* Instructions to follow *
All the records that follow need to be reproduced exactly. Omit the images.

Saved entries
◇ ◇ ◇ ◇ ◇
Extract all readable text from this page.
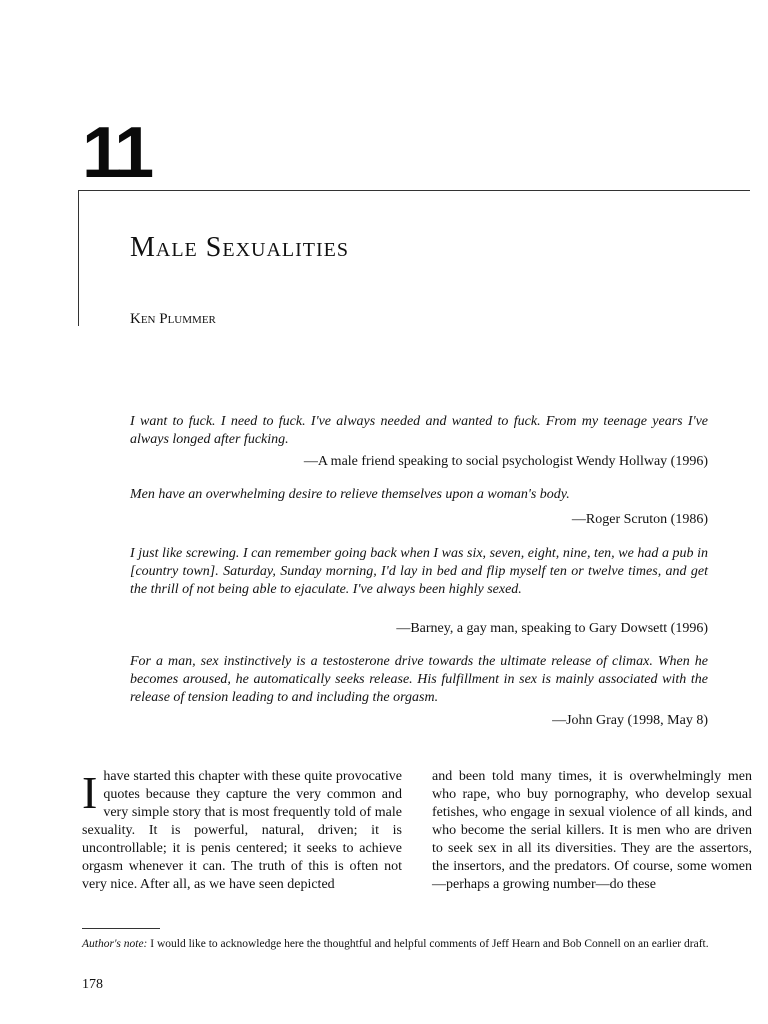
11
Male Sexualities

Ken Plummer

I want to fuck. I need to fuck. I've always needed and wanted to fuck. From my teenage years I've always longed after fucking.

—A male friend speaking to social psychologist Wendy Hollway (1996)

Men have an overwhelming desire to relieve themselves upon a woman's body.

—Roger Scruton (1986)

I just like screwing. I can remember going back when I was six, seven, eight, nine, ten, we had a pub in [country town]. Saturday, Sunday morning, I'd lay in bed and flip myself ten or twelve times, and get the thrill of not being able to ejaculate. I've always been highly sexed.

—Barney, a gay man, speaking to Gary Dowsett (1996)

For a man, sex instinctively is a testosterone drive towards the ultimate release of climax. When he becomes aroused, he automatically seeks release. His fulfillment in sex is mainly associated with the release of tension leading to and including the orgasm.

—John Gray (1998, May 8)

Ihave started this chapter with these quite provocative quotes because they capture the very common and very simple story that is most frequently told of male sexuality. It is powerful, natural, driven; it is uncontrollable; it is penis centered; it seeks to achieve orgasm whenever it can. The truth of this is often not very nice. After all, as we have seen depicted
and been told many times, it is overwhelmingly men who rape, who buy pornography, who develop sexual fetishes, who engage in sexual violence of all kinds, and who become the serial killers. It is men who are driven to seek sex in all its diversities. They are the assertors, the insertors, and the predators. Of course, some women—perhaps a growing number—do these

Author's note: I would like to acknowledge here the thoughtful and helpful comments of Jeff Hearn and Bob Connell on an earlier draft.

178
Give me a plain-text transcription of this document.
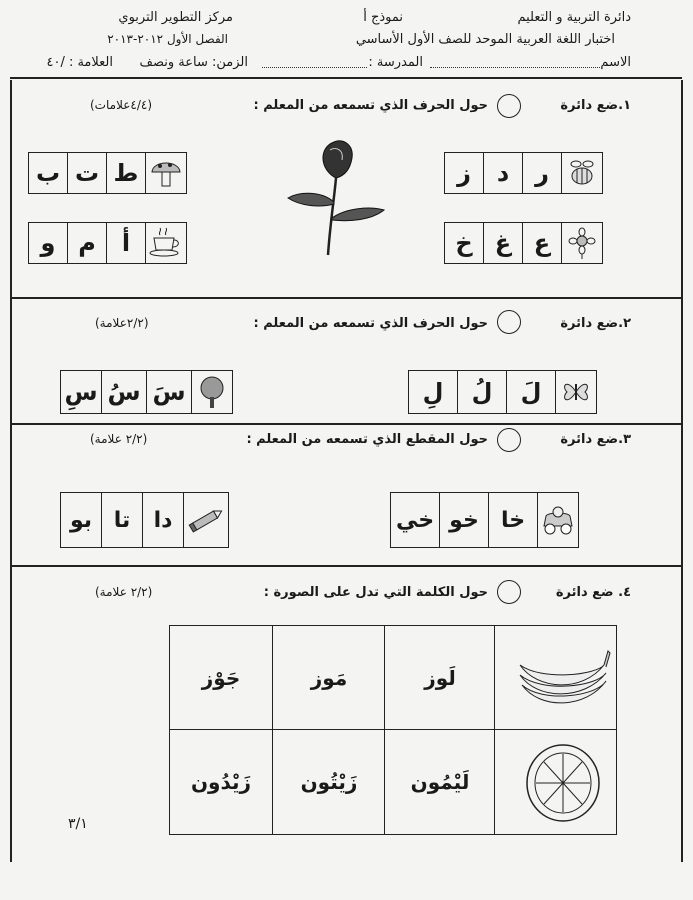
دائرة التربية و التعليم
نموذج أ
مركز التطوير التربوي
اختبار اللغة العربية الموحد للصف الأول الأساسي
الفصل الأول ٢٠١٢-٢٠١٣
الاسم
المدرسة :
الزمن: ساعة ونصف
العلامة : /٤٠
١.ضع دائرة
حول الحرف الذي تسمعه من المعلم :
(٤/٤علامات)
ز	د	ر
خ غ ع
ب ت ط
و م	أ
٢.ضع دائرة
حول الحرف الذي تسمعه من المعلم :
(٢/٢علامة)
لِ	لُ	لَ
سِ سُ سَ
٣.ضع دائرة
حول المقطع الذي تسمعه من المعلم :
(٢/٢ علامة)
خي خو	خا
بو تا	دا
٤. ضع دائرة
حول الكلمة التي تدل على الصورة :
(٢/٢ علامة)
جَوْز	مَوز	لَوز
زَيْدُون	زَيْتُون	لَيْمُون
٣/١
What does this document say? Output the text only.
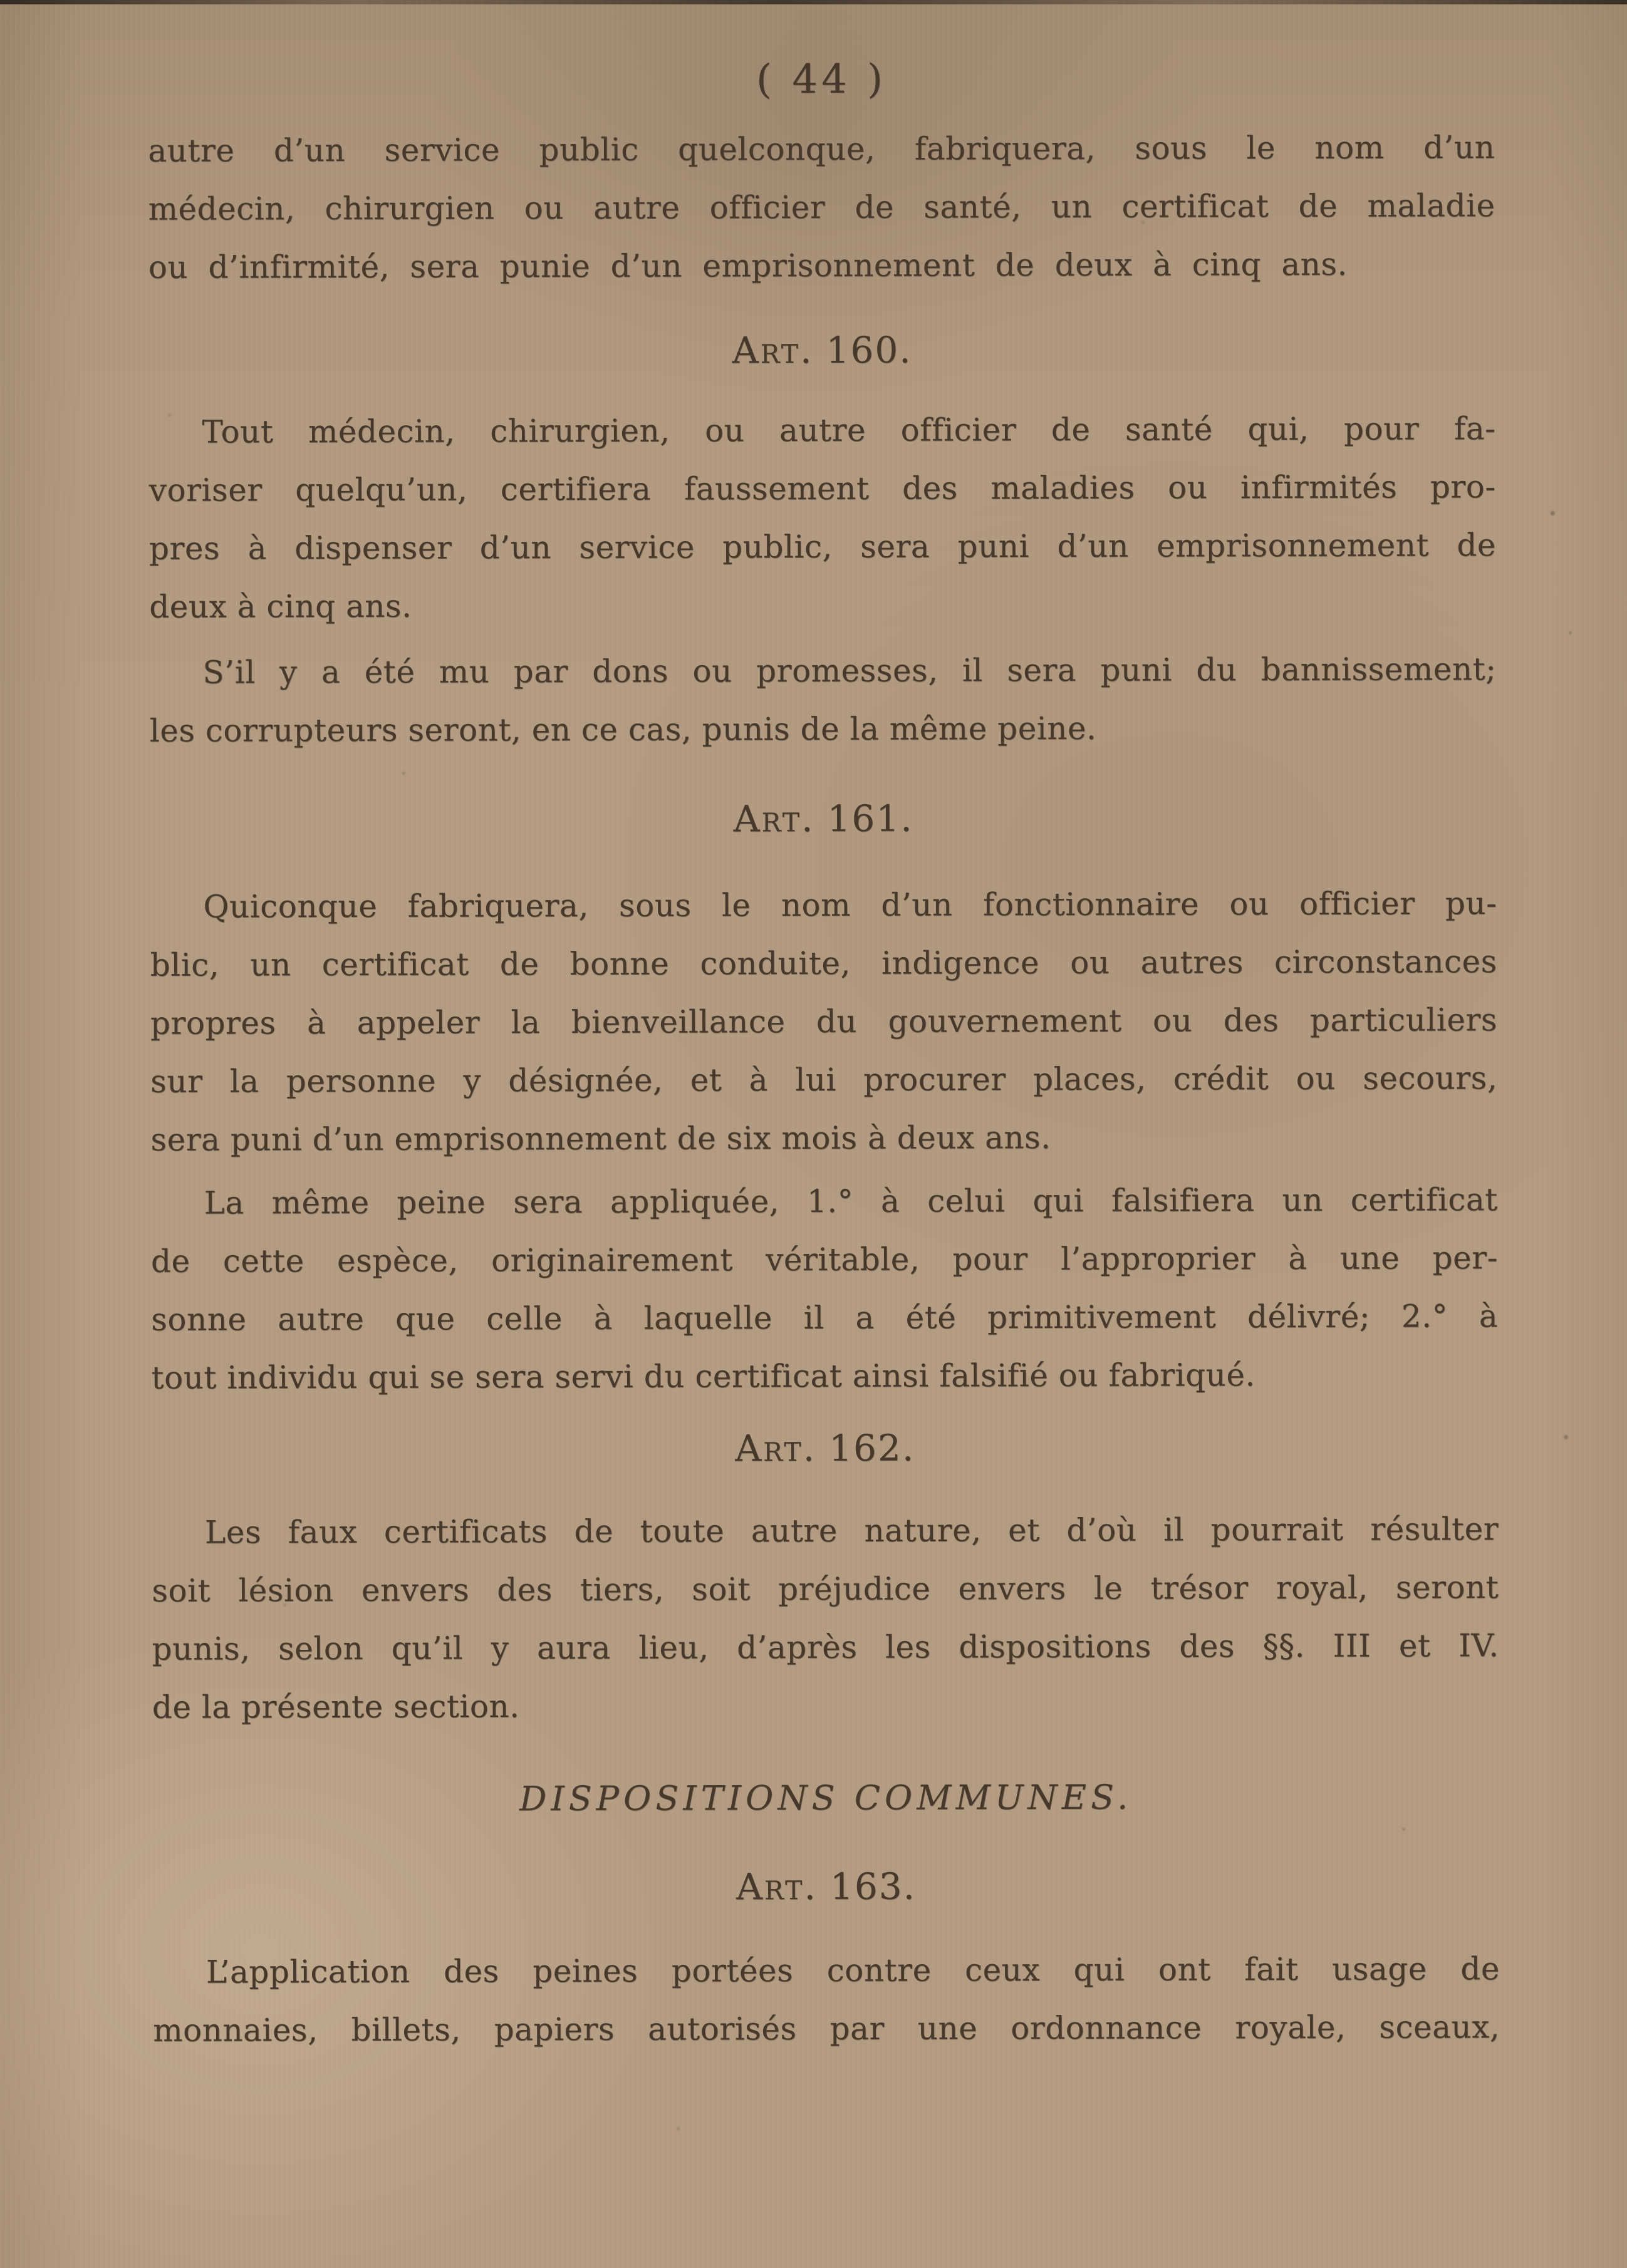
( 44 )

autre d’un service public quelconque, fabriquera, sous le nom d’un
médecin, chirurgien ou autre officier de santé, un certificat de maladie
ou d’infirmité, sera punie d’un emprisonnement de deux à cinq ans.

Art. 160.

Tout médecin, chirurgien, ou autre officier de santé qui, pour fa-
voriser quelqu’un, certifiera faussement des maladies ou infirmités pro-
pres à dispenser d’un service public, sera puni d’un emprisonnement de
deux à cinq ans.

S’il y a été mu par dons ou promesses, il sera puni du bannissement;
les corrupteurs seront, en ce cas, punis de la même peine.

Art. 161.

Quiconque fabriquera, sous le nom d’un fonctionnaire ou officier pu-
blic, un certificat de bonne conduite, indigence ou autres circonstances
propres à appeler la bienveillance du gouvernement ou des particuliers
sur la personne y désignée, et à lui procurer places, crédit ou secours,
sera puni d’un emprisonnement de six mois à deux ans.

La même peine sera appliquée, 1.° à celui qui falsifiera un certificat
de cette espèce, originairement véritable, pour l’approprier à une per-
sonne autre que celle à laquelle il a été primitivement délivré; 2.° à
tout individu qui se sera servi du certificat ainsi falsifié ou fabriqué.

Art. 162.

Les faux certificats de toute autre nature, et d’où il pourrait résulter
soit lésion envers des tiers, soit préjudice envers le trésor royal, seront
punis, selon qu’il y aura lieu, d’après les dispositions des §§. III et IV.
de la présente section.

DISPOSITIONS COMMUNES.
Art. 163.

L’application des peines portées contre ceux qui ont fait usage de
monnaies, billets, papiers autorisés par une ordonnance royale, sceaux,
◇ ◇ ◇ ◇ ◇
* Result below *
Extract all readable text from this page.
11
Male Sexualities

Ken Plummer

I want to fuck. I need to fuck. I've always needed and wanted to fuck. From my teenage years I've always longed after fucking.

—A male friend speaking to social psychologist Wendy Hollway (1996)

Men have an overwhelming desire to relieve themselves upon a woman's body.

—Roger Scruton (1986)

I just like screwing. I can remember going back when I was six, seven, eight, nine, ten, we had a pub in [country town]. Saturday, Sunday morning, I'd lay in bed and flip myself ten or twelve times, and get the thrill of not being able to ejaculate. I've always been highly sexed.

—Barney, a gay man, speaking to Gary Dowsett (1996)

For a man, sex instinctively is a testosterone drive towards the ultimate release of climax. When he becomes aroused, he automatically seeks release. His fulfillment in sex is mainly associated with the release of tension leading to and including the orgasm.

—John Gray (1998, May 8)

Ihave started this chapter with these quite provocative quotes because they capture the very common and very simple story that is most frequently told of male sexuality. It is powerful, natural, driven; it is uncontrollable; it is penis centered; it seeks to achieve orgasm whenever it can. The truth of this is often not very nice. After all, as we have seen depicted
and been told many times, it is overwhelmingly men who rape, who buy pornography, who develop sexual fetishes, who engage in sexual violence of all kinds, and who become the serial killers. It is men who are driven to seek sex in all its diversities. They are the assertors, the insertors, and the predators. Of course, some women—perhaps a growing number—do these

Author's note: I would like to acknowledge here the thoughtful and helpful comments of Jeff Hearn and Bob Connell on an earlier draft.

178
Give me a plain-text transcription of this document.
دائرة التربية و التعليم
نموذج أ
مركز التطوير التربوي
اختبار اللغة العربية الموحد للصف الأول الأساسي
الفصل الأول ٢٠١٢-٢٠١٣
الاسم
المدرسة :
الزمن: ساعة ونصف
العلامة : /٤٠
١.ضع دائرة
حول الحرف الذي تسمعه من المعلم :
(٤/٤علامات)
ز	د	ر
خ غ ع
ب ت ط
و م	أ
٢.ضع دائرة
حول الحرف الذي تسمعه من المعلم :
(٢/٢علامة)
لِ	لُ	لَ
سِ سُ سَ
٣.ضع دائرة
حول المقطع الذي تسمعه من المعلم :
(٢/٢ علامة)
خي خو	خا
بو تا	دا
٤. ضع دائرة
حول الكلمة التي تدل على الصورة :
(٢/٢ علامة)
جَوْز	مَوز	لَوز
زَيْدُون	زَيْتُون	لَيْمُون
٣/١
What does this document say? Output the text only.
( 44 )

autre d’un service public quelconque, fabriquera, sous le nom d’un
médecin, chirurgien ou autre officier de santé, un certificat de maladie
ou d’infirmité, sera punie d’un emprisonnement de deux à cinq ans.

Art. 160.

Tout médecin, chirurgien, ou autre officier de santé qui, pour fa-
voriser quelqu’un, certifiera faussement des maladies ou infirmités pro-
pres à dispenser d’un service public, sera puni d’un emprisonnement de
deux à cinq ans.

S’il y a été mu par dons ou promesses, il sera puni du bannissement;
les corrupteurs seront, en ce cas, punis de la même peine.

Art. 161.

Quiconque fabriquera, sous le nom d’un fonctionnaire ou officier pu-
blic, un certificat de bonne conduite, indigence ou autres circonstances
propres à appeler la bienveillance du gouvernement ou des particuliers
sur la personne y désignée, et à lui procurer places, crédit ou secours,
sera puni d’un emprisonnement de six mois à deux ans.

La même peine sera appliquée, 1.° à celui qui falsifiera un certificat
de cette espèce, originairement véritable, pour l’approprier à une per-
sonne autre que celle à laquelle il a été primitivement délivré; 2.° à
tout individu qui se sera servi du certificat ainsi falsifié ou fabriqué.

Art. 162.

Les faux certificats de toute autre nature, et d’où il pourrait résulter
soit lésion envers des tiers, soit préjudice envers le trésor royal, seront
punis, selon qu’il y aura lieu, d’après les dispositions des §§. III et IV.
de la présente section.

DISPOSITIONS COMMUNES.
Art. 163.

L’application des peines portées contre ceux qui ont fait usage de
monnaies, billets, papiers autorisés par une ordonnance royale, sceaux,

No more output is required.